··· Supplied material
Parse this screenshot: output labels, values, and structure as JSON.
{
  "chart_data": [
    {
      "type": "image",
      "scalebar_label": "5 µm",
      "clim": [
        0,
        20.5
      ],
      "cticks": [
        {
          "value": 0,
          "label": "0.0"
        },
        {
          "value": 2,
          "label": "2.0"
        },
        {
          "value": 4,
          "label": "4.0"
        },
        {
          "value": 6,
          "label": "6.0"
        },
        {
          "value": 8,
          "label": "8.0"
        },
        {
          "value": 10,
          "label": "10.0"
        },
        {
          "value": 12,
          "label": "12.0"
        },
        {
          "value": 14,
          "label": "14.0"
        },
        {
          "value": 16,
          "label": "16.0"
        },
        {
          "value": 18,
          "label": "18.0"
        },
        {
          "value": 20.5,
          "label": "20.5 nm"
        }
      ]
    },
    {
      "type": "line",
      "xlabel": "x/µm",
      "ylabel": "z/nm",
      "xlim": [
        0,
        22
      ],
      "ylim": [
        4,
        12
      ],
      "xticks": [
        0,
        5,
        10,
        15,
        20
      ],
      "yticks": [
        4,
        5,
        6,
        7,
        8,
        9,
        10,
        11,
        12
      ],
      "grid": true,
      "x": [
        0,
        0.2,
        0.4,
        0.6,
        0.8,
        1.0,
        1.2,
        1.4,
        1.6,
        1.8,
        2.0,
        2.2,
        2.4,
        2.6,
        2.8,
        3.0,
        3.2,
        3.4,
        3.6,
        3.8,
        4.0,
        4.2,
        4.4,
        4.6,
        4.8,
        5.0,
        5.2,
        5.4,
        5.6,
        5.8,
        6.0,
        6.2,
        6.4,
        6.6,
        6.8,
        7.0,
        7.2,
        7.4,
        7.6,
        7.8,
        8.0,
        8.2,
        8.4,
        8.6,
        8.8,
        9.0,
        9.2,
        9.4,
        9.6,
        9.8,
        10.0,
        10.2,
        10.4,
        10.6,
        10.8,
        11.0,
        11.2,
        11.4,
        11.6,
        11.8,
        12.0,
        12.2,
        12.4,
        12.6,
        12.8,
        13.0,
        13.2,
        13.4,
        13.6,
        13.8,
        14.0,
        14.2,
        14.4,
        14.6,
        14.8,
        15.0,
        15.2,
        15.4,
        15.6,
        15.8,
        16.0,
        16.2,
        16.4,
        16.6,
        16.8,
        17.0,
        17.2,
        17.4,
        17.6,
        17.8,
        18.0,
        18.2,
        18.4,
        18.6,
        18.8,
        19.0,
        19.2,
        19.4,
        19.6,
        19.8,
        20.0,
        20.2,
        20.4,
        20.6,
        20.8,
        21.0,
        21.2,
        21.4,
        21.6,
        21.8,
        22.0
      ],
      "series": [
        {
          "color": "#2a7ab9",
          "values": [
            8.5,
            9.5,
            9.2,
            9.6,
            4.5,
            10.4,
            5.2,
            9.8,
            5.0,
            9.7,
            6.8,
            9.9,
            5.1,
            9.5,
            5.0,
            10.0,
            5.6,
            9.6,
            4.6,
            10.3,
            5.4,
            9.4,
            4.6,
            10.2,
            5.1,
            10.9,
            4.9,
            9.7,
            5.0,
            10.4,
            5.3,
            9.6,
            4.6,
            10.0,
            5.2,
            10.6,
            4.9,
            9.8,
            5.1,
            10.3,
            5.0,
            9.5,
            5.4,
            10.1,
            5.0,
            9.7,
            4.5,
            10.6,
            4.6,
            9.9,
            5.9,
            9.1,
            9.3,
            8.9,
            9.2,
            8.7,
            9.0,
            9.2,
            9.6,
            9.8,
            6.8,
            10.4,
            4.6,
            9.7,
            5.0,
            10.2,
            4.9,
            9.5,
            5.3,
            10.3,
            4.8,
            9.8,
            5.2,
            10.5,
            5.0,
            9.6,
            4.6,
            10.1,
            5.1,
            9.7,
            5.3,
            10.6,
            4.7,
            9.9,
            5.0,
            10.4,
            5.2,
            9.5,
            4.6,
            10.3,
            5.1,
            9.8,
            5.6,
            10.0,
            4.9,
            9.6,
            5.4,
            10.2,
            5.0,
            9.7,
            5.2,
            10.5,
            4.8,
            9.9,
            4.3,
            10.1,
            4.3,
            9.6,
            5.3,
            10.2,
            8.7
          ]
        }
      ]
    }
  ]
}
······
- **Work to complete**: Look over the records above and copy each line that includes the string "values".

- **Answer to this exercise**:
Parse this screenshot: output labels, values, and structure as JSON.
          "values": [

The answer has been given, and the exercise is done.